- Work to be completed -
Pick each line containing the word "bulb" out of the data below.

[Provided material]

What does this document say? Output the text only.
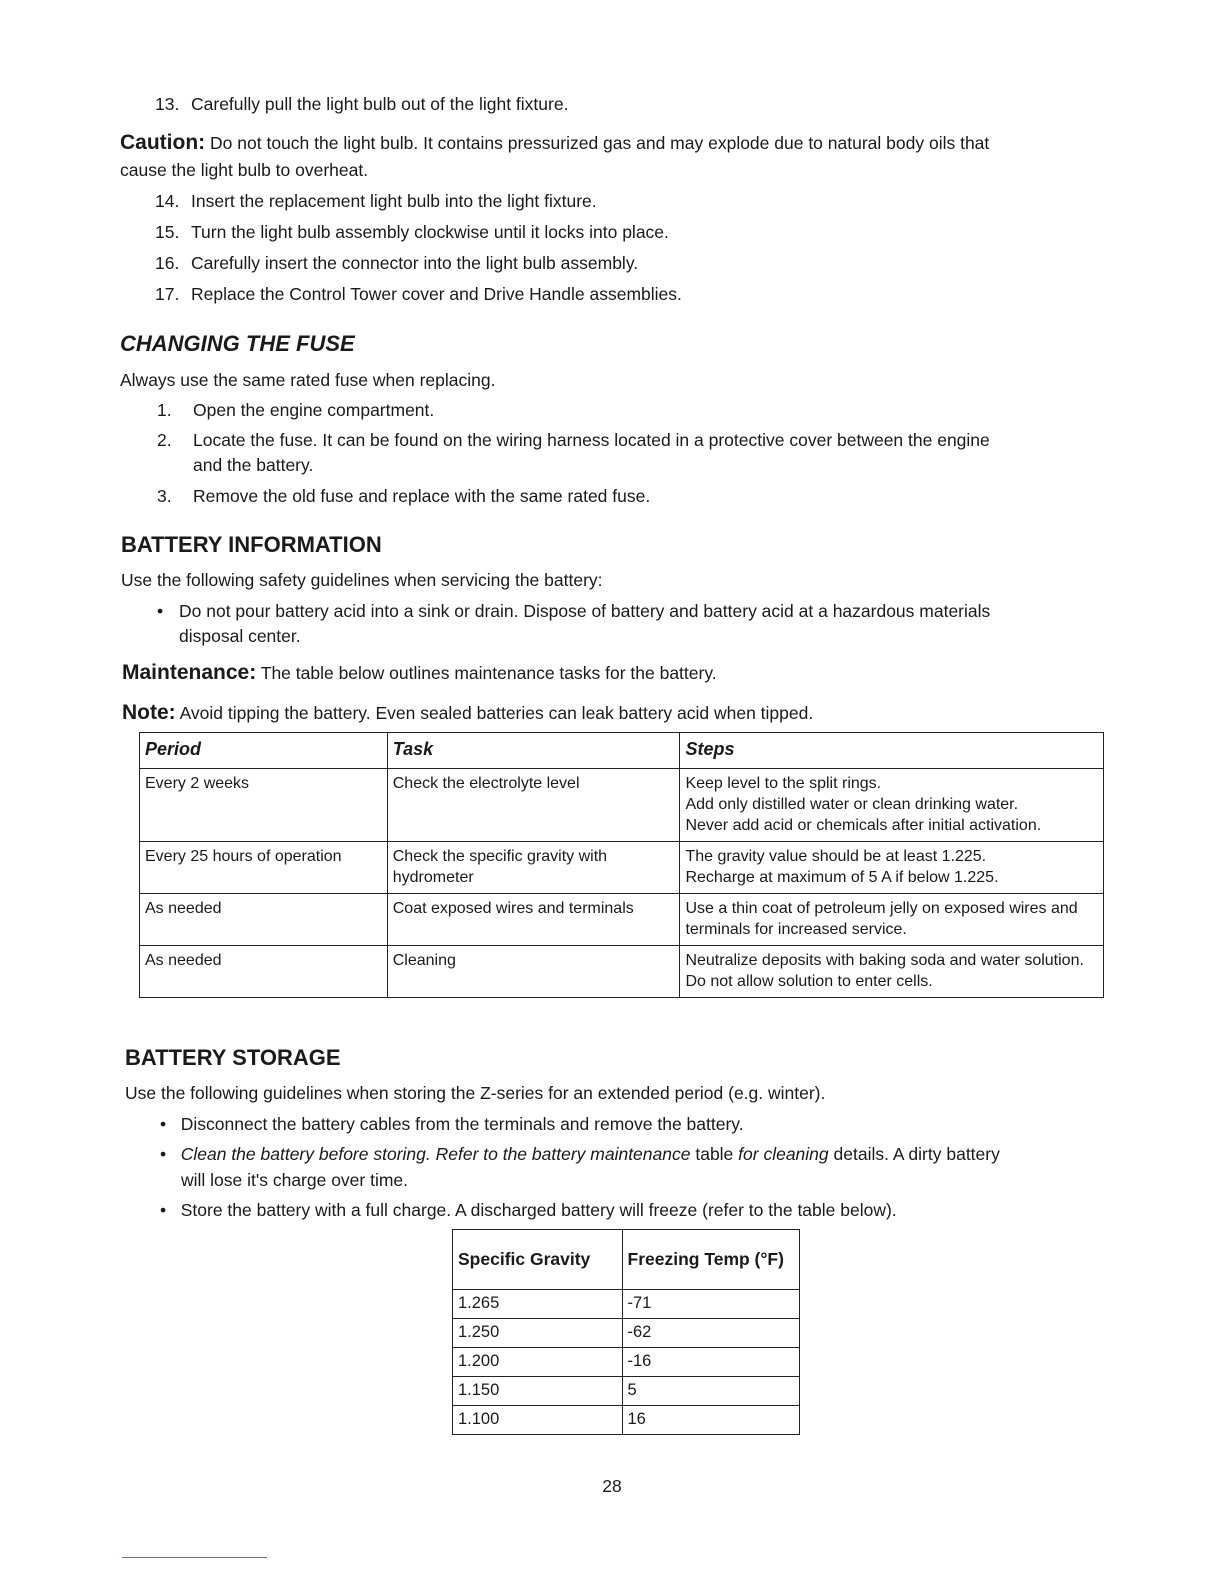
13. Carefully pull the light bulb out of the light fixture.
Caution: Do not touch the light bulb. It contains pressurized gas and may explode due to natural body oils that
cause the light bulb to overheat.
14. Insert the replacement light bulb into the light fixture.
15. Turn the light bulb assembly clockwise until it locks into place.
16. Carefully insert the connector into the light bulb assembly.
17. Replace the Control Tower cover and Drive Handle assemblies.
CHANGING THE FUSE
Always use the same rated fuse when replacing.
1. Open the engine compartment.
2. Locate the fuse. It can be found on the wiring harness located in a protective cover between the engine
and the battery.
3. Remove the old fuse and replace with the same rated fuse.
BATTERY INFORMATION
Use the following safety guidelines when servicing the battery:
• Do not pour battery acid into a sink or drain. Dispose of battery and battery acid at a hazardous materials
disposal center.
Maintenance: The table below outlines maintenance tasks for the battery.
Note: Avoid tipping the battery. Even sealed batteries can leak battery acid when tipped.
Period	Task	Steps
Every 2 weeks	Check the electrolyte level	Keep level to the split rings.
Add only distilled water or clean drinking water.
Never add acid or chemicals after initial activation.

Every 25 hours of operation	Check the specific gravity with hydrometer	The gravity value should be at least 1.225.
Recharge at maximum of 5 A if below 1.225.

As needed	Coat exposed wires and terminals	Use a thin coat of petroleum jelly on exposed wires and terminals for increased service.

As needed	Cleaning	Neutralize deposits with baking soda and water solution.
Do not allow solution to enter cells.
BATTERY STORAGE
Use the following guidelines when storing the Z-series for an extended period (e.g. winter).
• Disconnect the battery cables from the terminals and remove the battery.
• Clean the battery before storing. Refer to the battery maintenance table for cleaning details. A dirty battery
will lose it's charge over time.
• Store the battery with a full charge. A discharged battery will freeze (refer to the table below).
Specific Gravity	Freezing Temp (°F)
1.265	-71
1.250	-62
1.200	-16
1.150	5
1.100	16
28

[/Provided material]

- Task solution -
13. Carefully pull the light bulb out of the light fixture.
Caution: Do not touch the light bulb. It contains pressurized gas and may explode due to natural body oils that
cause the light bulb to overheat.
14. Insert the replacement light bulb into the light fixture.
15. Turn the light bulb assembly clockwise until it locks into place.
16. Carefully insert the connector into the light bulb assembly.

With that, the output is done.